━━━━━ Items

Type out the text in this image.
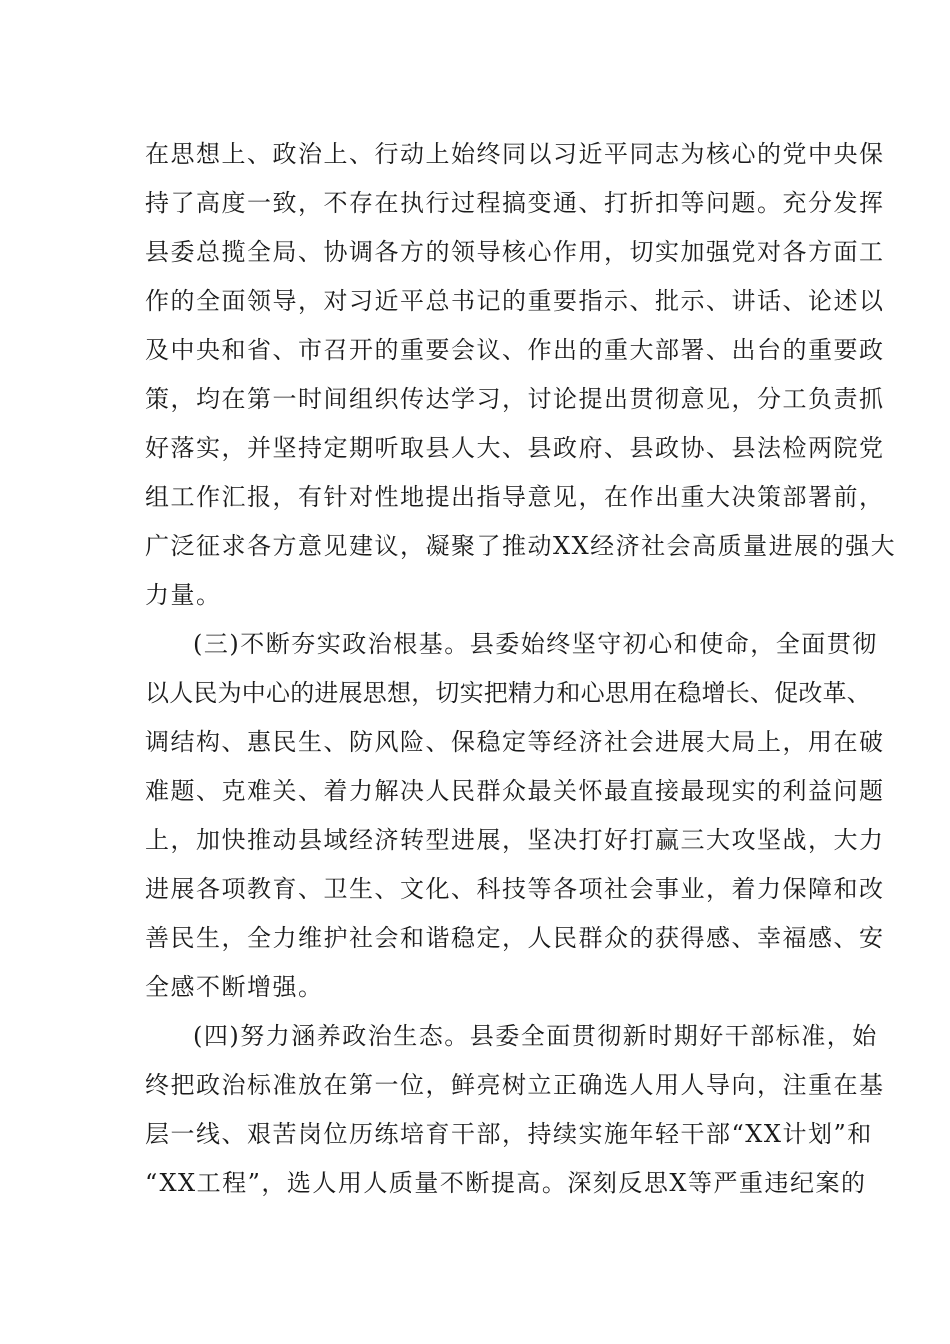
在思想上、政治上、行动上始终同以习近平同志为核心的党中央保
持了高度一致，不存在执行过程搞变通、打折扣等问题。充分发挥
县委总揽全局、协调各方的领导核心作用，切实加强党对各方面工
作的全面领导，对习近平总书记的重要指示、批示、讲话、论述以
及中央和省、市召开的重要会议、作出的重大部署、出台的重要政
策，均在第一时间组织传达学习，讨论提出贯彻意见，分工负责抓
好落实，并坚持定期听取县人大、县政府、县政协、县法检两院党
组工作汇报，有针对性地提出指导意见，在作出重大决策部署前，
广泛征求各方意见建议，凝聚了推动XX经济社会高质量进展的强大
力量。
(三)不断夯实政治根基。县委始终坚守初心和使命，全面贯彻
以人民为中心的进展思想，切实把精力和心思用在稳增长、促改革、
调结构、惠民生、防风险、保稳定等经济社会进展大局上，用在破
难题、克难关、着力解决人民群众最关怀最直接最现实的利益问题
上，加快推动县域经济转型进展，坚决打好打赢三大攻坚战，大力
进展各项教育、卫生、文化、科技等各项社会事业，着力保障和改
善民生，全力维护社会和谐稳定，人民群众的获得感、幸福感、安
全感不断增强。
(四)努力涵养政治生态。县委全面贯彻新时期好干部标准，始
终把政治标准放在第一位，鲜亮树立正确选人用人导向，注重在基
层一线、艰苦岗位历练培育干部，持续实施年轻干部“XX计划”和
“XX工程”，选人用人质量不断提高。深刻反思X等严重违纪案的
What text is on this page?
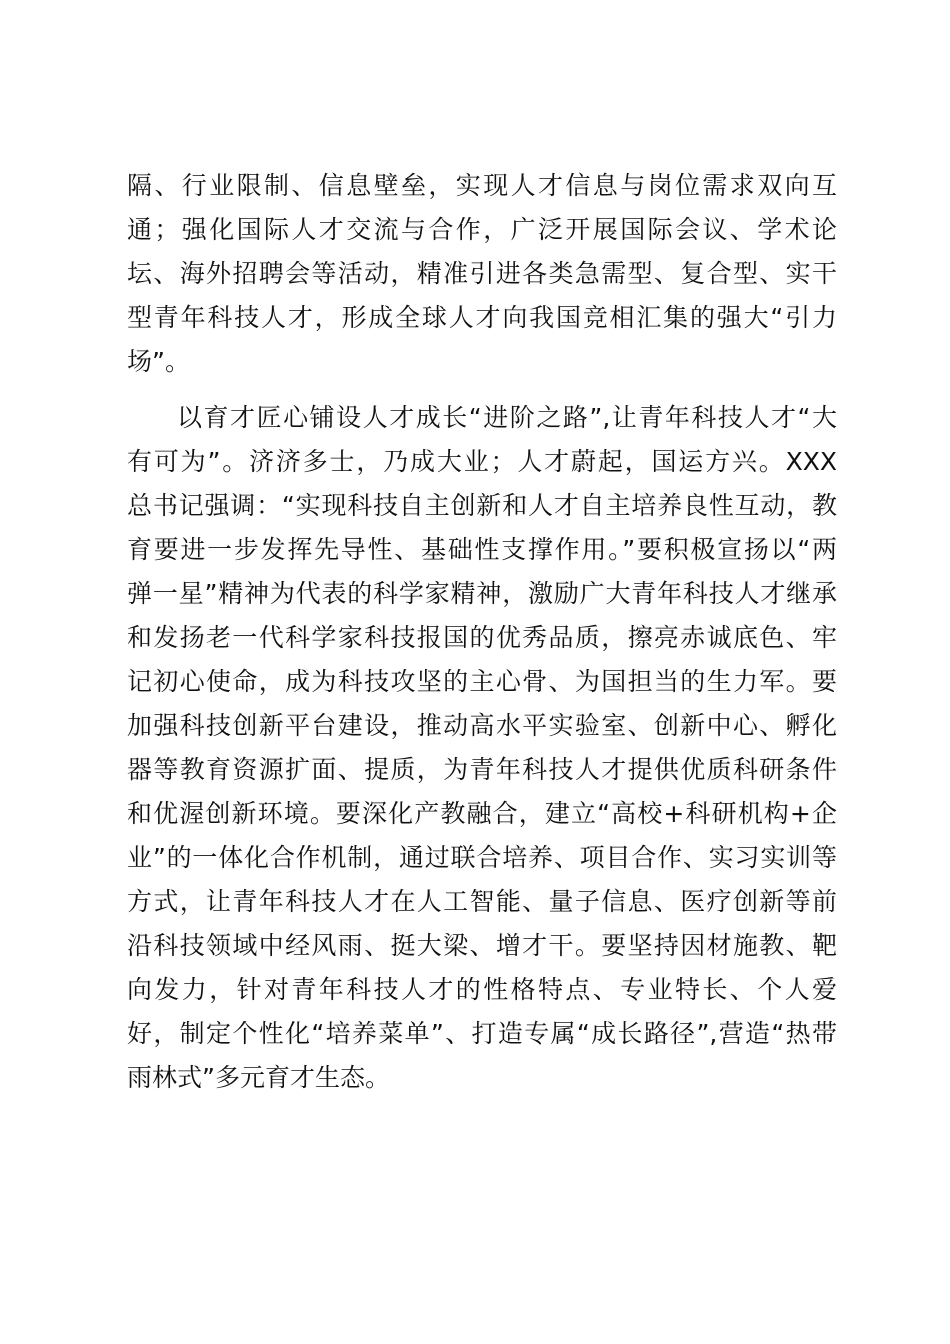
隔、行业限制、信息壁垒，实现人才信息与岗位需求双向互
通；强化国际人才交流与合作，广泛开展国际会议、学术论
坛、海外招聘会等活动，精准引进各类急需型、复合型、实干
型青年科技人才，形成全球人才向我国竞相汇集的强大“引力
场”。
以育才匠心铺设人才成长“进阶之路”,让青年科技人才“大
有可为”。济济多士，乃成大业；人才蔚起，国运方兴。XXX
总书记强调：“实现科技自主创新和人才自主培养良性互动，教
育要进一步发挥先导性、基础性支撑作用。”要积极宣扬以“两
弹一星”精神为代表的科学家精神，激励广大青年科技人才继承
和发扬老一代科学家科技报国的优秀品质，擦亮赤诚底色、牢
记初心使命，成为科技攻坚的主心骨、为国担当的生力军。要
加强科技创新平台建设，推动高水平实验室、创新中心、孵化
器等教育资源扩面、提质，为青年科技人才提供优质科研条件
和优渥创新环境。要深化产教融合，建立“高校+科研机构+企
业”的一体化合作机制，通过联合培养、项目合作、实习实训等
方式，让青年科技人才在人工智能、量子信息、医疗创新等前
沿科技领域中经风雨、挺大梁、增才干。要坚持因材施教、靶
向发力，针对青年科技人才的性格特点、专业特长、个人爱
好，制定个性化“培养菜单”、打造专属“成长路径”,营造“热带
雨林式”多元育才生态。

━━━━━━━━━━

Task objective: All lines from the one holding "What text is on this page?" to the end of the listing above need to be duplicated exactly. None of the pictures should be included.

Answer to this exercise:
What text is on this page?
隔、行业限制、信息壁垒，实现人才信息与岗位需求双向互
通；强化国际人才交流与合作，广泛开展国际会议、学术论
坛、海外招聘会等活动，精准引进各类急需型、复合型、实干
型青年科技人才，形成全球人才向我国竞相汇集的强大“引力
场”。
以育才匠心铺设人才成长“进阶之路”,让青年科技人才“大
有可为”。济济多士，乃成大业；人才蔚起，国运方兴。XXX
总书记强调：“实现科技自主创新和人才自主培养良性互动，教
育要进一步发挥先导性、基础性支撑作用。”要积极宣扬以“两
弹一星”精神为代表的科学家精神，激励广大青年科技人才继承
和发扬老一代科学家科技报国的优秀品质，擦亮赤诚底色、牢
记初心使命，成为科技攻坚的主心骨、为国担当的生力军。要
加强科技创新平台建设，推动高水平实验室、创新中心、孵化
器等教育资源扩面、提质，为青年科技人才提供优质科研条件
和优渥创新环境。要深化产教融合，建立“高校+科研机构+企
业”的一体化合作机制，通过联合培养、项目合作、实习实训等
方式，让青年科技人才在人工智能、量子信息、医疗创新等前
沿科技领域中经风雨、挺大梁、增才干。要坚持因材施教、靶
向发力，针对青年科技人才的性格特点、专业特长、个人爱
好，制定个性化“培养菜单”、打造专属“成长路径”,营造“热带
雨林式”多元育才生态。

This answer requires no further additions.